[Source records]

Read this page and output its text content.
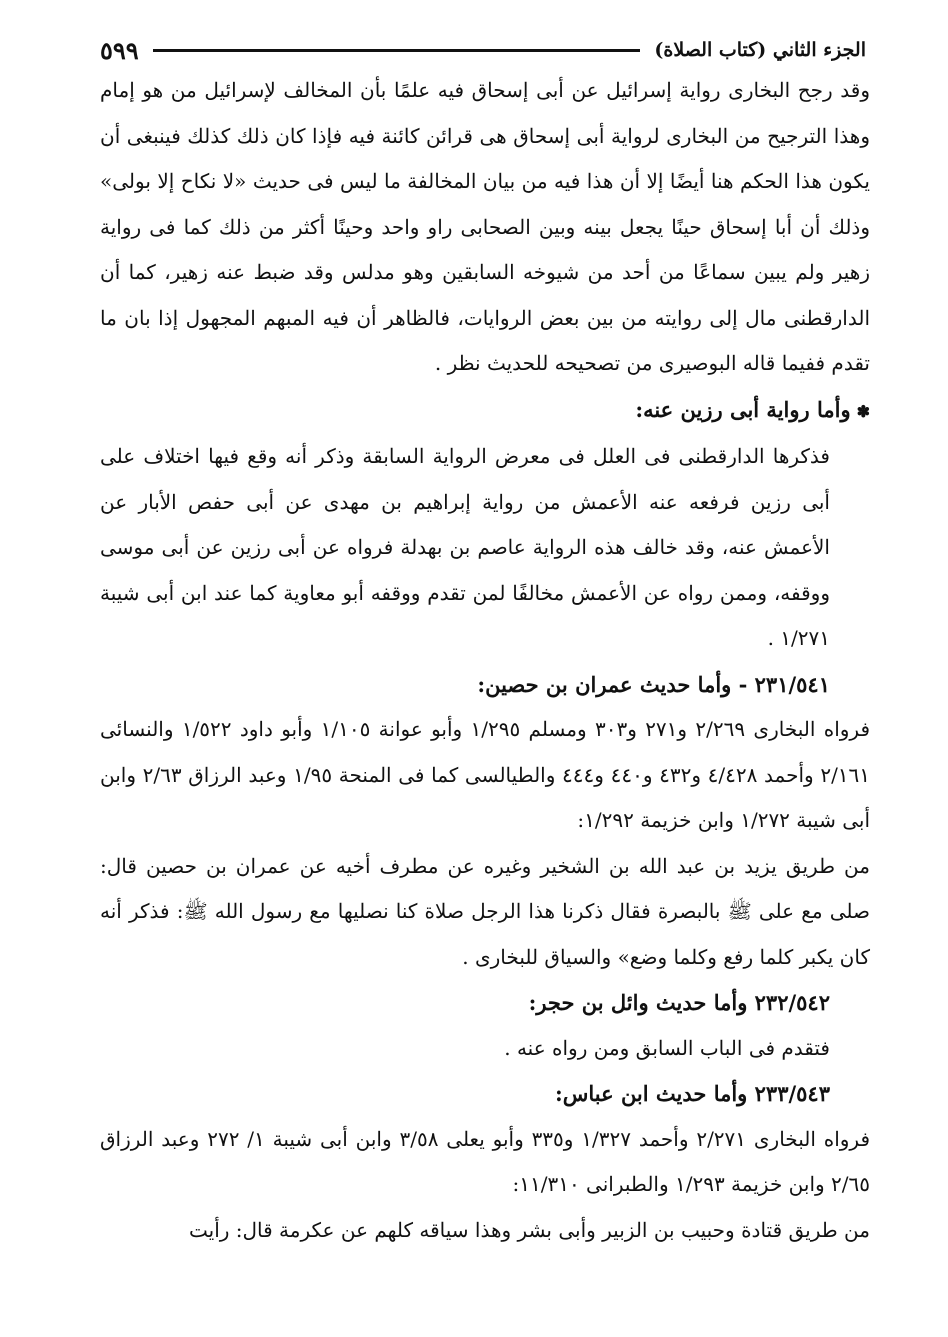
الجزء الثاني (كتاب الصلاة)
٥٩٩

وقد رجح البخارى رواية إسرائيل عن أبى إسحاق فيه علمًا بأن المخالف لإسرائيل من هو إمام وهذا الترجيح من البخارى لرواية أبى إسحاق هى قرائن كائنة فيه فإذا كان ذلك كذلك فينبغى أن يكون هذا الحكم هنا أيضًا إلا أن هذا فيه من بيان المخالفة ما ليس فى حديث «لا نكاح إلا بولى» وذلك أن أبا إسحاق حينًا يجعل بينه وبين الصحابى راو واحد وحينًا أكثر من ذلك كما فى رواية زهير ولم يبين سماعًا من أحد من شيوخه السابقين وهو مدلس وقد ضبط عنه زهير، كما أن الدارقطنى مال إلى روايته من بين بعض الروايات، فالظاهر أن فيه المبهم المجهول إذا بان ما تقدم ففيما قاله البوصيرى من تصحيحه للحديث نظر .

✽وأما رواية أبى رزين عنه:

فذكرها الدارقطنى فى العلل فى معرض الرواية السابقة وذكر أنه وقع فيها اختلاف على أبى رزين فرفعه عنه الأعمش من رواية إبراهيم بن مهدى عن أبى حفص الأبار عن الأعمش عنه، وقد خالف هذه الرواية عاصم بن بهدلة فرواه عن أبى رزين عن أبى موسى ووقفه، وممن رواه عن الأعمش مخالفًا لمن تقدم ووقفه أبو معاوية كما عند ابن أبى شيبة ١/٢٧١ .

٢٣١/٥٤١ - وأما حديث عمران بن حصين:

فرواه البخارى ٢/٢٦٩ و٢٧١ و٣٠٣ ومسلم ١/٢٩٥ وأبو عوانة ١/١٠٥ وأبو داود ١/٥٢٢ والنسائى ٢/١٦١ وأحمد ٤/٤٢٨ و٤٣٢ و٤٤٠ و٤٤٤ والطيالسى كما فى المنحة ١/٩٥ وعبد الرزاق ٢/٦٣ وابن أبى شيبة ١/٢٧٢ وابن خزيمة ١/٢٩٢:

من طريق يزيد بن عبد الله بن الشخير وغيره عن مطرف أخيه عن عمران بن حصين قال: صلى مع على ﷺ بالبصرة فقال ذكرنا هذا الرجل صلاة كنا نصليها مع رسول الله ﷺ: فذكر أنه كان يكبر كلما رفع وكلما وضع» والسياق للبخارى .

٢٣٢/٥٤٢ وأما حديث وائل بن حجر:

فتقدم فى الباب السابق ومن رواه عنه .

٢٣٣/٥٤٣ وأما حديث ابن عباس:

فرواه البخارى ٢/٢٧١ وأحمد ١/٣٢٧ و٣٣٥ وأبو يعلى ٣/٥٨ وابن أبى شيبة ١/ ٢٧٢ وعبد الرزاق ٢/٦٥ وابن خزيمة ١/٢٩٣ والطبرانى ١١/٣١٠:

من طريق قتادة وحبيب بن الزبير وأبى بشر وهذا سياقه كلهم عن عكرمة قال: رأيت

--- Short exercise ---
Go through the data and gather every line that holds "عمران".

--- Written response ---
٢٣١/٥٤١ - وأما حديث عمران بن حصين:
من طريق يزيد بن عبد الله بن الشخير وغيره عن مطرف أخيه عن عمران بن حصين قال: صلى مع على ﷺ بالبصرة فقال ذكرنا هذا الرجل صلاة كنا نصليها مع رسول الله ﷺ: فذكر أنه كان يكبر كلما رفع وكلما وضع» والسياق للبخارى .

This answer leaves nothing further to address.